**What you are asked to do:** Output every line of the material exactly, omitting images.

======== Supplied information

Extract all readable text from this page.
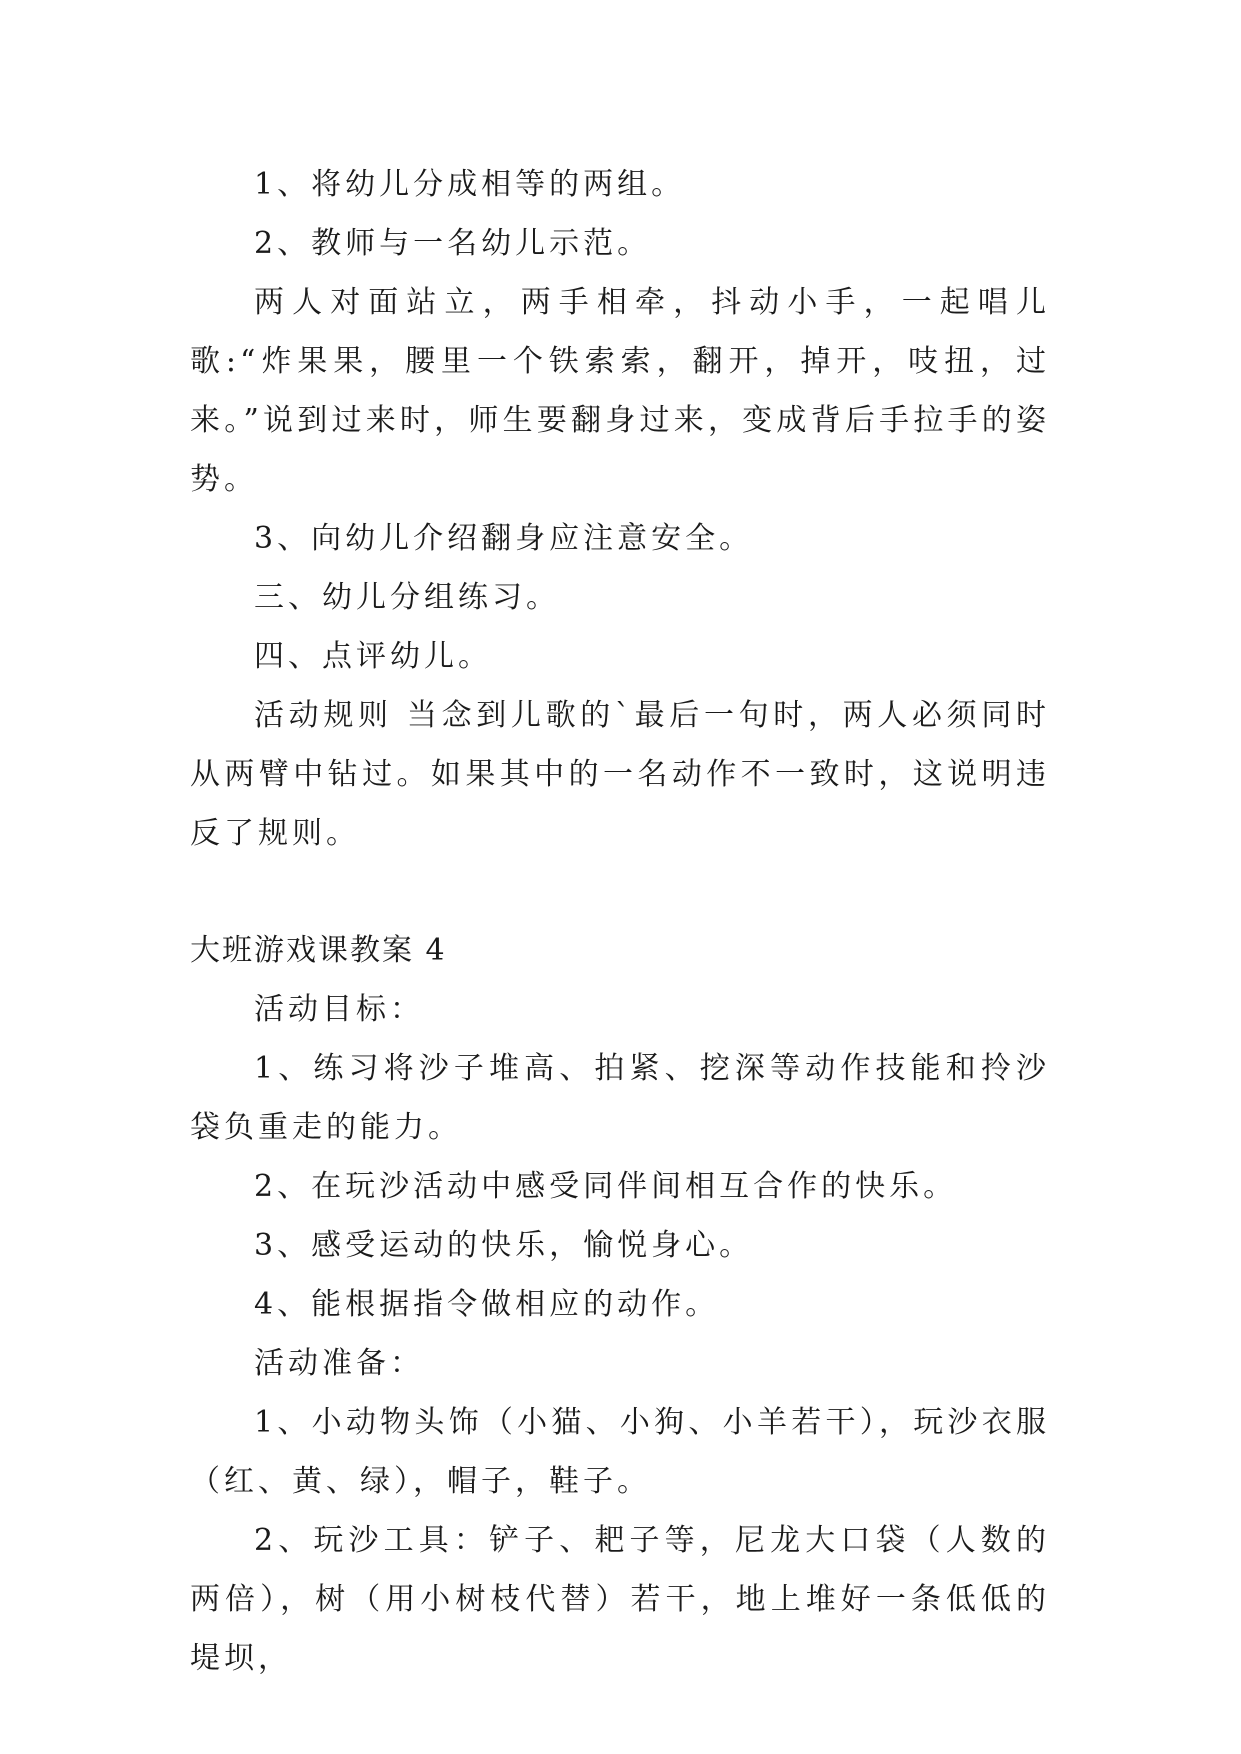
1、将幼儿分成相等的两组。

2、教师与一名幼儿示范。

两人对面站立，两手相牵，抖动小手，一起唱儿歌:“炸果果，腰里一个铁索索，翻开，掉开，吱扭，过来。”说到过来时，师生要翻身过来，变成背后手拉手的姿势。

3、向幼儿介绍翻身应注意安全。

三、幼儿分组练习。

四、点评幼儿。

活动规则 当念到儿歌的`最后一句时，两人必须同时从两臂中钻过。如果其中的一名动作不一致时，这说明违反了规则。

大班游戏课教案 4

活动目标：

1、练习将沙子堆高、拍紧、挖深等动作技能和拎沙袋负重走的能力。

2、在玩沙活动中感受同伴间相互合作的快乐。

3、感受运动的快乐，愉悦身心。

4、能根据指令做相应的动作。

活动准备：

1、小动物头饰（小猫、小狗、小羊若干），玩沙衣服（红、黄、绿），帽子，鞋子。

2、玩沙工具：铲子、耙子等，尼龙大口袋（人数的两倍），树（用小树枝代替）若干，地上堆好一条低低的堤坝，
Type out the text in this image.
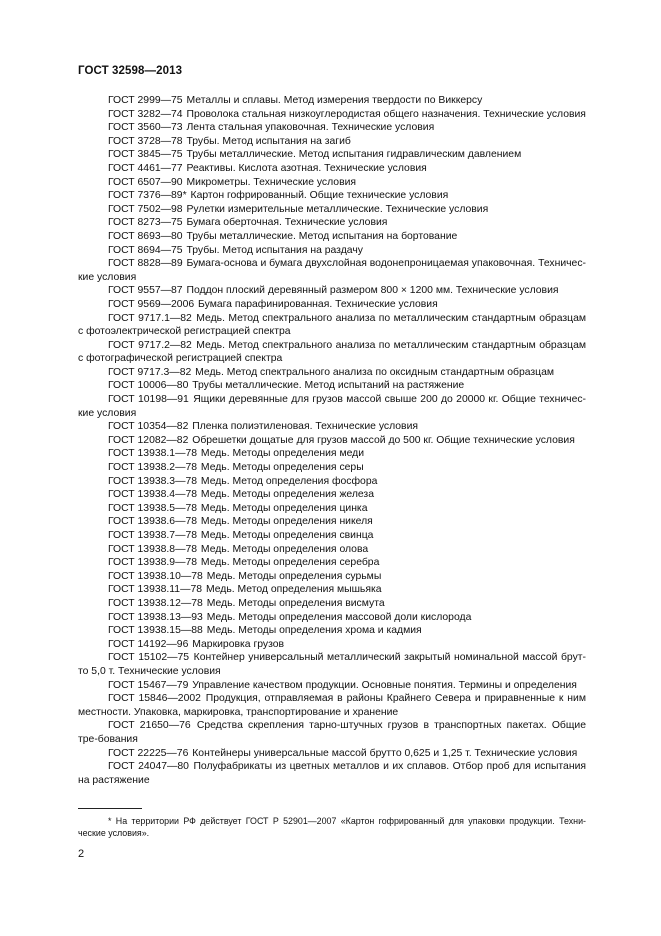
ГОСТ 32598—2013

ГОСТ 2999—75 Металлы и сплавы. Метод измерения твердости по Виккерсу

ГОСТ 3282—74 Проволока стальная низкоуглеродистая общего назначения. Технические условия

ГОСТ 3560—73 Лента стальная упаковочная. Технические условия

ГОСТ 3728—78 Трубы. Метод испытания на загиб

ГОСТ 3845—75 Трубы металлические. Метод испытания гидравлическим давлением

ГОСТ 4461—77 Реактивы. Кислота азотная. Технические условия

ГОСТ 6507—90 Микрометры. Технические условия

ГОСТ 7376—89* Картон гофрированный. Общие технические условия

ГОСТ 7502—98 Рулетки измерительные металлические. Технические условия

ГОСТ 8273—75 Бумага оберточная. Технические условия

ГОСТ 8693—80 Трубы металлические. Метод испытания на бортование

ГОСТ 8694—75 Трубы. Метод испытания на раздачу

ГОСТ 8828—89 Бумага-основа и бумага двухслойная водонепроницаемая упаковочная. Техничес-кие условия

ГОСТ 9557—87 Поддон плоский деревянный размером 800 × 1200 мм. Технические условия

ГОСТ 9569—2006 Бумага парафинированная. Технические условия

ГОСТ 9717.1—82 Медь. Метод спектрального анализа по металлическим стандартным образцам с фотоэлектрической регистрацией спектра

ГОСТ 9717.2—82 Медь. Метод спектрального анализа по металлическим стандартным образцам с фотографической регистрацией спектра

ГОСТ 9717.3—82 Медь. Метод спектрального анализа по оксидным стандартным образцам

ГОСТ 10006—80 Трубы металлические. Метод испытаний на растяжение

ГОСТ 10198—91 Ящики деревянные для грузов массой свыше 200 до 20000 кг. Общие техничес-кие условия

ГОСТ 10354—82 Пленка полиэтиленовая. Технические условия

ГОСТ 12082—82 Обрешетки дощатые для грузов массой до 500 кг. Общие технические условия

ГОСТ 13938.1—78 Медь. Методы определения меди

ГОСТ 13938.2—78 Медь. Методы определения серы

ГОСТ 13938.3—78 Медь. Метод определения фосфора

ГОСТ 13938.4—78 Медь. Методы определения железа

ГОСТ 13938.5—78 Медь. Методы определения цинка

ГОСТ 13938.6—78 Медь. Методы определения никеля

ГОСТ 13938.7—78 Медь. Методы определения свинца

ГОСТ 13938.8—78 Медь. Методы определения олова

ГОСТ 13938.9—78 Медь. Методы определения серебра

ГОСТ 13938.10—78 Медь. Методы определения сурьмы

ГОСТ 13938.11—78 Медь. Метод определения мышьяка

ГОСТ 13938.12—78 Медь. Методы определения висмута

ГОСТ 13938.13—93 Медь. Методы определения массовой доли кислорода

ГОСТ 13938.15—88 Медь. Методы определения хрома и кадмия

ГОСТ 14192—96 Маркировка грузов

ГОСТ 15102—75 Контейнер универсальный металлический закрытый номинальной массой брут-то 5,0 т. Технические условия

ГОСТ 15467—79 Управление качеством продукции. Основные понятия. Термины и определения

ГОСТ 15846—2002 Продукция, отправляемая в районы Крайнего Севера и приравненные к ним местности. Упаковка, маркировка, транспортирование и хранение

ГОСТ 21650—76 Средства скрепления тарно-штучных грузов в транспортных пакетах. Общие тре-бования

ГОСТ 22225—76 Контейнеры универсальные массой брутто 0,625 и 1,25 т. Технические условия

ГОСТ 24047—80 Полуфабрикаты из цветных металлов и их сплавов. Отбор проб для испытания на растяжение

* На территории РФ действует ГОСТ Р 52901—2007 «Картон гофрированный для упаковки продукции. Техни-ческие условия».
2
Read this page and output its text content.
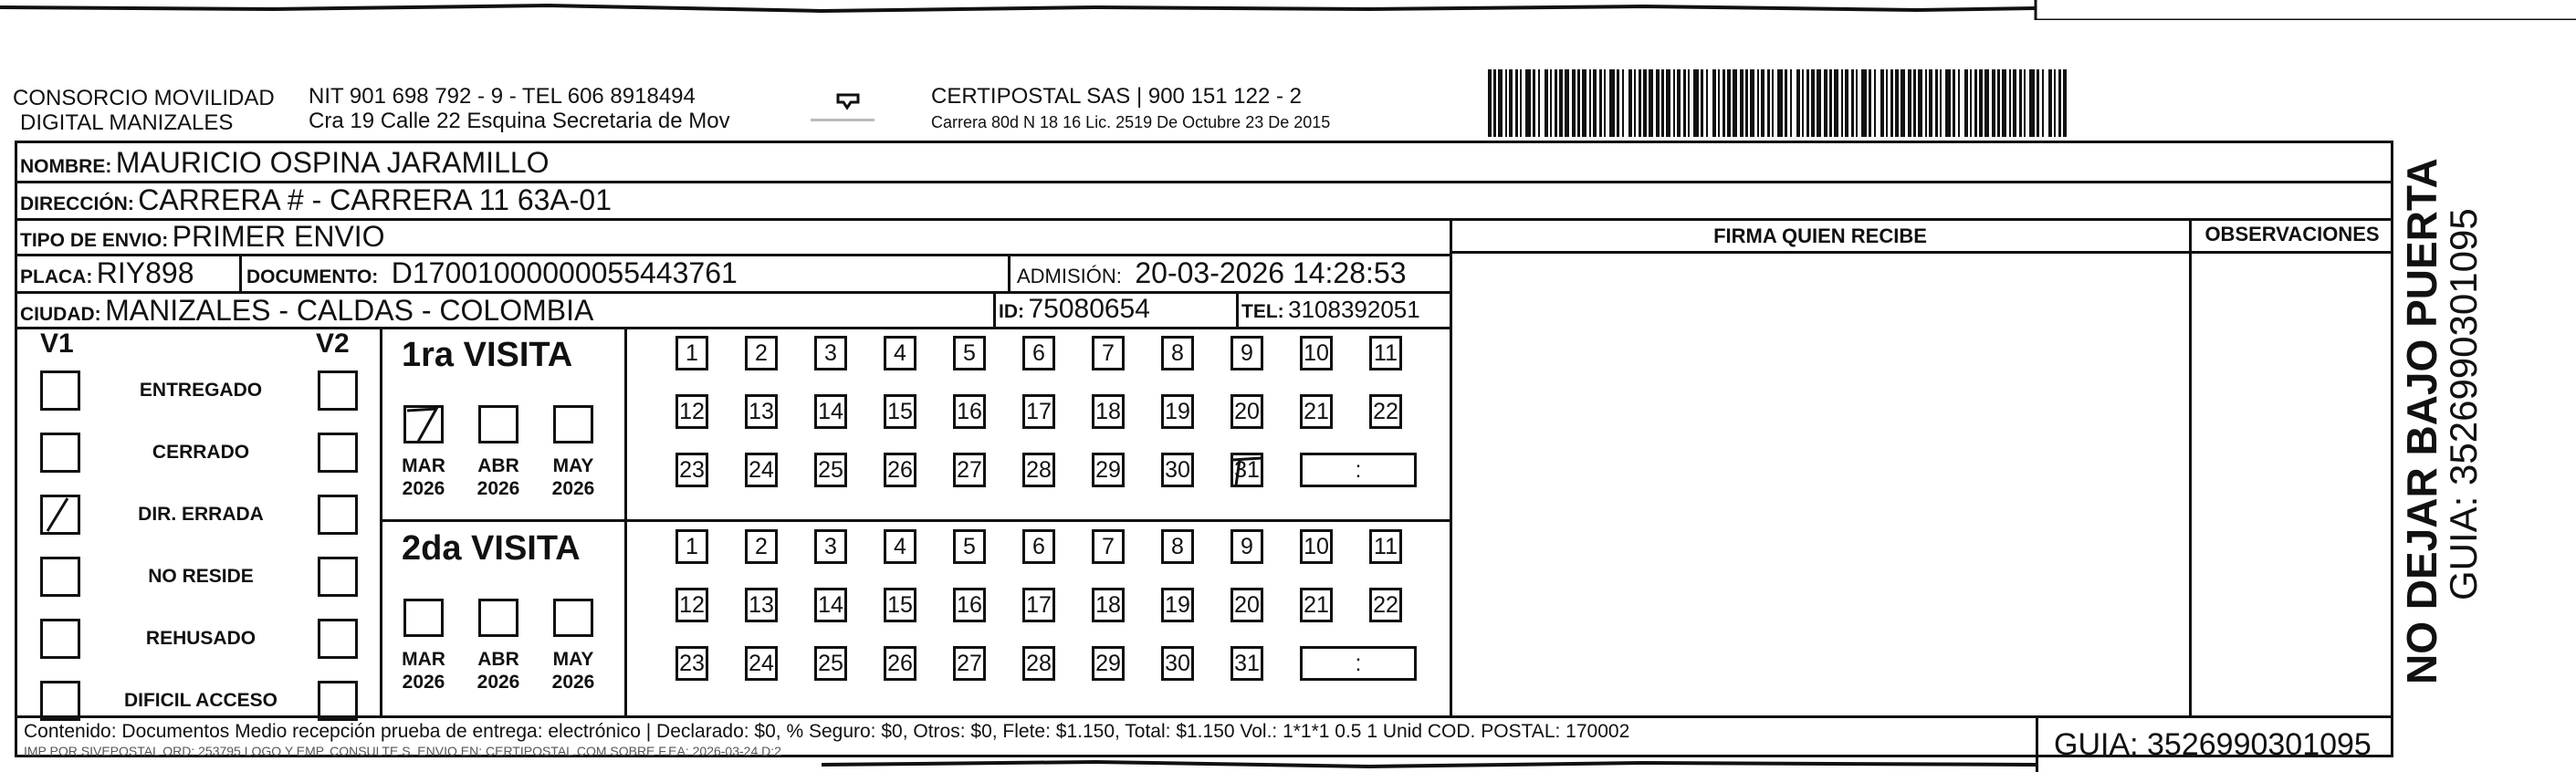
CONSORCIO MOVILIDAD
DIGITAL MANIZALES
NIT 901 698 792 - 9 - TEL 606 8918494
Cra 19 Calle 22 Esquina Secretaria de Mov
CERTIPOSTAL SAS | 900 151 122 - 2
Carrera 80d N 18 16 Lic. 2519 De Octubre 23 De 2015
NOMBRE: MAURICIO OSPINA JARAMILLO
DIRECCIÓN: CARRERA # - CARRERA 11 63A-01
TIPO DE ENVIO: PRIMER ENVIO
PLACA: RIY898	DOCUMENTO: D17001000000055443761	ADMISIÓN: 20-03-2026 14:28:53
CIUDAD: MANIZALES - CALDAS - COLOMBIA	ID: 75080654	TEL: 3108392051
FIRMA QUIEN RECIBE	OBSERVACIONES
V1	V2
ENTREGADO
CERRADO
DIR. ERRADA
NO RESIDE
REHUSADO
DIFICIL ACCESO
1ra VISITA
2da VISITA
1	2	3	4	5	6	7	8	9	10 11
12 13 14 15 16 17 18 19 20 21 22
23 24 25 26 27 28 29 30 31	:
1	2	3	4	5	6	7	8	9	10 11
12 13 14 15 16 17 18 19 20 21 22
23 24 25 26 27 28 29 30 31	:
MAR
2026
ABR
2026
MAY
2026
MAR
2026
ABR
2026
MAY
2026
Contenido: Documentos Medio recepción prueba de entrega: electrónico | Declarado: $0, % Seguro: $0, Otros: $0, Flete: $1.150, Total: $1.150 Vol.: 1*1*1 0.5 1 Unid COD. POSTAL: 170002
IMP POR SIVEPOSTAL ORD: 253795 LOGO Y EMP. CONSULTE S. ENVIO EN: CERTIPOSTAL.COM SOBRE F.EA: 2026-03-24 D:2	GUIA: 3526990301095
NO DEJAR BAJO PUERTA
GUIA: 3526990301095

================

**Solved exercise:**
Extract all readable text from this page.
1、将幼儿分成相等的两组。

2、教师与一名幼儿示范。

两人对面站立，两手相牵，抖动小手，一起唱儿歌:“炸果果，腰里一个铁索索，翻开，掉开，吱扭，过来。”说到过来时，师生要翻身过来，变成背后手拉手的姿势。

3、向幼儿介绍翻身应注意安全。

三、幼儿分组练习。

四、点评幼儿。

活动规则 当念到儿歌的`最后一句时，两人必须同时从两臂中钻过。如果其中的一名动作不一致时，这说明违反了规则。

大班游戏课教案 4

活动目标：

1、练习将沙子堆高、拍紧、挖深等动作技能和拎沙袋负重走的能力。

2、在玩沙活动中感受同伴间相互合作的快乐。

3、感受运动的快乐，愉悦身心。

4、能根据指令做相应的动作。

活动准备：

1、小动物头饰（小猫、小狗、小羊若干），玩沙衣服（红、黄、绿），帽子，鞋子。

2、玩沙工具：铲子、耙子等，尼龙大口袋（人数的两倍），树（用小树枝代替）若干，地上堆好一条低低的堤坝，
Type out the text in this image.
ГОСТ 32598—2013

ГОСТ 2999—75 Металлы и сплавы. Метод измерения твердости по Виккерсу

ГОСТ 3282—74 Проволока стальная низкоуглеродистая общего назначения. Технические условия

ГОСТ 3560—73 Лента стальная упаковочная. Технические условия

ГОСТ 3728—78 Трубы. Метод испытания на загиб

ГОСТ 3845—75 Трубы металлические. Метод испытания гидравлическим давлением

ГОСТ 4461—77 Реактивы. Кислота азотная. Технические условия

ГОСТ 6507—90 Микрометры. Технические условия

ГОСТ 7376—89* Картон гофрированный. Общие технические условия

ГОСТ 7502—98 Рулетки измерительные металлические. Технические условия

ГОСТ 8273—75 Бумага оберточная. Технические условия

ГОСТ 8693—80 Трубы металлические. Метод испытания на бортование

ГОСТ 8694—75 Трубы. Метод испытания на раздачу

ГОСТ 8828—89 Бумага-основа и бумага двухслойная водонепроницаемая упаковочная. Техничес-кие условия

ГОСТ 9557—87 Поддон плоский деревянный размером 800 × 1200 мм. Технические условия

ГОСТ 9569—2006 Бумага парафинированная. Технические условия

ГОСТ 9717.1—82 Медь. Метод спектрального анализа по металлическим стандартным образцам с фотоэлектрической регистрацией спектра

ГОСТ 9717.2—82 Медь. Метод спектрального анализа по металлическим стандартным образцам с фотографической регистрацией спектра

ГОСТ 9717.3—82 Медь. Метод спектрального анализа по оксидным стандартным образцам

ГОСТ 10006—80 Трубы металлические. Метод испытаний на растяжение

ГОСТ 10198—91 Ящики деревянные для грузов массой свыше 200 до 20000 кг. Общие техничес-кие условия

ГОСТ 10354—82 Пленка полиэтиленовая. Технические условия

ГОСТ 12082—82 Обрешетки дощатые для грузов массой до 500 кг. Общие технические условия

ГОСТ 13938.1—78 Медь. Методы определения меди

ГОСТ 13938.2—78 Медь. Методы определения серы

ГОСТ 13938.3—78 Медь. Метод определения фосфора

ГОСТ 13938.4—78 Медь. Методы определения железа

ГОСТ 13938.5—78 Медь. Методы определения цинка

ГОСТ 13938.6—78 Медь. Методы определения никеля

ГОСТ 13938.7—78 Медь. Методы определения свинца

ГОСТ 13938.8—78 Медь. Методы определения олова

ГОСТ 13938.9—78 Медь. Методы определения серебра

ГОСТ 13938.10—78 Медь. Методы определения сурьмы

ГОСТ 13938.11—78 Медь. Метод определения мышьяка

ГОСТ 13938.12—78 Медь. Методы определения висмута

ГОСТ 13938.13—93 Медь. Методы определения массовой доли кислорода

ГОСТ 13938.15—88 Медь. Методы определения хрома и кадмия

ГОСТ 14192—96 Маркировка грузов

ГОСТ 15102—75 Контейнер универсальный металлический закрытый номинальной массой брут-то 5,0 т. Технические условия

ГОСТ 15467—79 Управление качеством продукции. Основные понятия. Термины и определения

ГОСТ 15846—2002 Продукция, отправляемая в районы Крайнего Севера и приравненные к ним местности. Упаковка, маркировка, транспортирование и хранение

ГОСТ 21650—76 Средства скрепления тарно-штучных грузов в транспортных пакетах. Общие тре-бования

ГОСТ 22225—76 Контейнеры универсальные массой брутто 0,625 и 1,25 т. Технические условия

ГОСТ 24047—80 Полуфабрикаты из цветных металлов и их сплавов. Отбор проб для испытания на растяжение

* На территории РФ действует ГОСТ Р 52901—2007 «Картон гофрированный для упаковки продукции. Техни-ческие условия».
2
Read this page and output its text content.
CONSORCIO MOVILIDAD
DIGITAL MANIZALES
NIT 901 698 792 - 9 - TEL 606 8918494
Cra 19 Calle 22 Esquina Secretaria de Mov
CERTIPOSTAL SAS | 900 151 122 - 2
Carrera 80d N 18 16 Lic. 2519 De Octubre 23 De 2015
NOMBRE: MAURICIO OSPINA JARAMILLO
DIRECCIÓN: CARRERA # - CARRERA 11 63A-01
TIPO DE ENVIO: PRIMER ENVIO
PLACA: RIY898	DOCUMENTO: D17001000000055443761	ADMISIÓN: 20-03-2026 14:28:53
CIUDAD: MANIZALES - CALDAS - COLOMBIA	ID: 75080654	TEL: 3108392051
FIRMA QUIEN RECIBE	OBSERVACIONES
V1	V2
ENTREGADO
CERRADO
DIR. ERRADA
NO RESIDE
REHUSADO
DIFICIL ACCESO
1ra VISITA
2da VISITA
1	2	3	4	5	6	7	8	9	10 11
12 13 14 15 16 17 18 19 20 21 22
23 24 25 26 27 28 29 30 31	:
1	2	3	4	5	6	7	8	9	10 11
12 13 14 15 16 17 18 19 20 21 22
23 24 25 26 27 28 29 30 31	:
MAR
2026
ABR
2026
MAY
2026
MAR
2026
ABR
2026
MAY
2026
Contenido: Documentos Medio recepción prueba de entrega: electrónico | Declarado: $0, % Seguro: $0, Otros: $0, Flete: $1.150, Total: $1.150 Vol.: 1*1*1 0.5 1 Unid COD. POSTAL: 170002
IMP POR SIVEPOSTAL ORD: 253795 LOGO Y EMP. CONSULTE S. ENVIO EN: CERTIPOSTAL.COM SOBRE F.EA: 2026-03-24 D:2	GUIA: 3526990301095
NO DEJAR BAJO PUERTA
GUIA: 3526990301095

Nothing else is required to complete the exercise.